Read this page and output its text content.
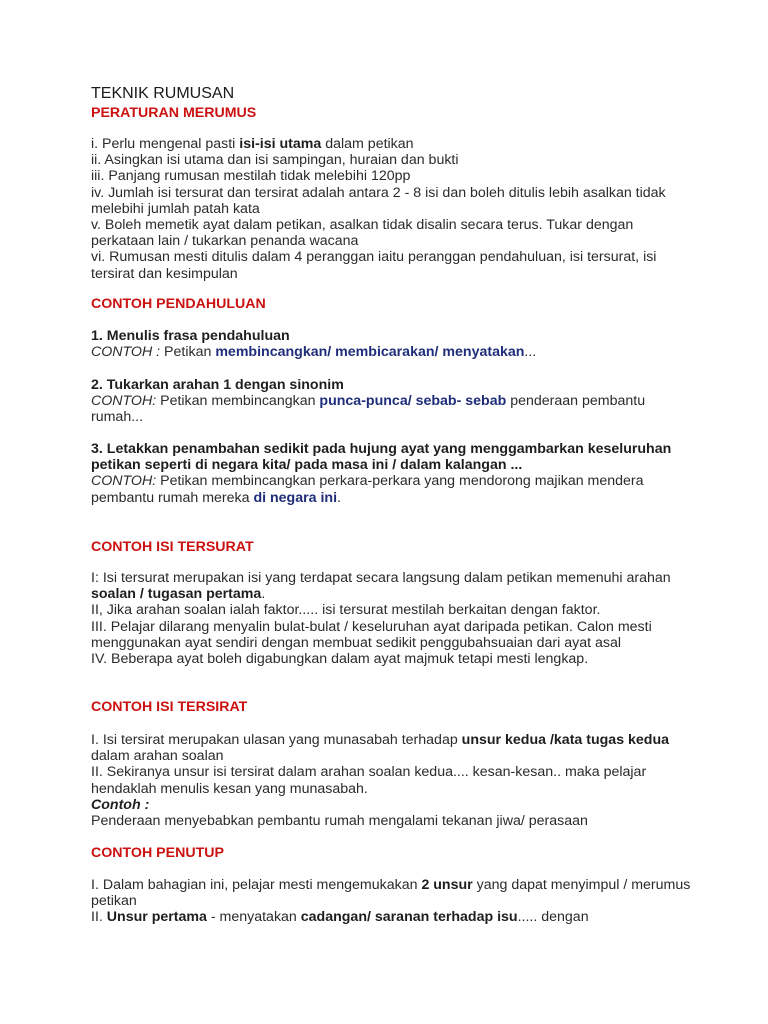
TEKNIK RUMUSAN

PERATURAN MERUMUS

i. Perlu mengenal pasti isi-isi utama dalam petikan

ii. Asingkan isi utama dan isi sampingan, huraian dan bukti

iii. Panjang rumusan mestilah tidak melebihi 120pp

iv. Jumlah isi tersurat dan tersirat adalah antara 2 - 8 isi dan boleh ditulis lebih asalkan tidak melebihi jumlah patah kata

v. Boleh memetik ayat dalam petikan, asalkan tidak disalin secara terus. Tukar dengan perkataan lain / tukarkan penanda wacana

vi. Rumusan mesti ditulis dalam 4 peranggan iaitu peranggan pendahuluan, isi tersurat, isi tersirat dan kesimpulan

CONTOH PENDAHULUAN

1. Menulis frasa pendahuluan

CONTOH : Petikan membincangkan/ membicarakan/ menyatakan...

2. Tukarkan arahan 1 dengan sinonim

CONTOH: Petikan membincangkan punca-punca/ sebab- sebab penderaan pembantu rumah...

3. Letakkan penambahan sedikit pada hujung ayat yang menggambarkan keseluruhan petikan seperti di negara kita/ pada masa ini / dalam kalangan ...

CONTOH: Petikan membincangkan perkara-perkara yang mendorong majikan mendera pembantu rumah mereka di negara ini.

CONTOH ISI TERSURAT

I: Isi tersurat merupakan isi yang terdapat secara langsung dalam petikan memenuhi arahan soalan / tugasan pertama.

II, Jika arahan soalan ialah faktor..... isi tersurat mestilah berkaitan dengan faktor.

III. Pelajar dilarang menyalin bulat-bulat / keseluruhan ayat daripada petikan. Calon mesti menggunakan ayat sendiri dengan membuat sedikit penggubahsuaian dari ayat asal

IV. Beberapa ayat boleh digabungkan dalam ayat majmuk tetapi mesti lengkap.

CONTOH ISI TERSIRAT

I. Isi tersirat merupakan ulasan yang munasabah terhadap unsur kedua /kata tugas kedua dalam arahan soalan

II. Sekiranya unsur isi tersirat dalam arahan soalan kedua.... kesan-kesan.. maka pelajar hendaklah menulis kesan yang munasabah.

Contoh :

Penderaan menyebabkan pembantu rumah mengalami tekanan jiwa/ perasaan

CONTOH PENUTUP

I. Dalam bahagian ini, pelajar mesti mengemukakan 2 unsur yang dapat menyimpul / merumus petikan

II. Unsur pertama - menyatakan cadangan/ saranan terhadap isu..... dengan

**What is expected:**
Collect each line containing the string "kedua".

**Written response:**
I. Isi tersirat merupakan ulasan yang munasabah terhadap unsur kedua /kata tugas kedua dalam arahan soalan
II. Sekiranya unsur isi tersirat dalam arahan soalan kedua.... kesan-kesan.. maka pelajar hendaklah menulis kesan yang munasabah.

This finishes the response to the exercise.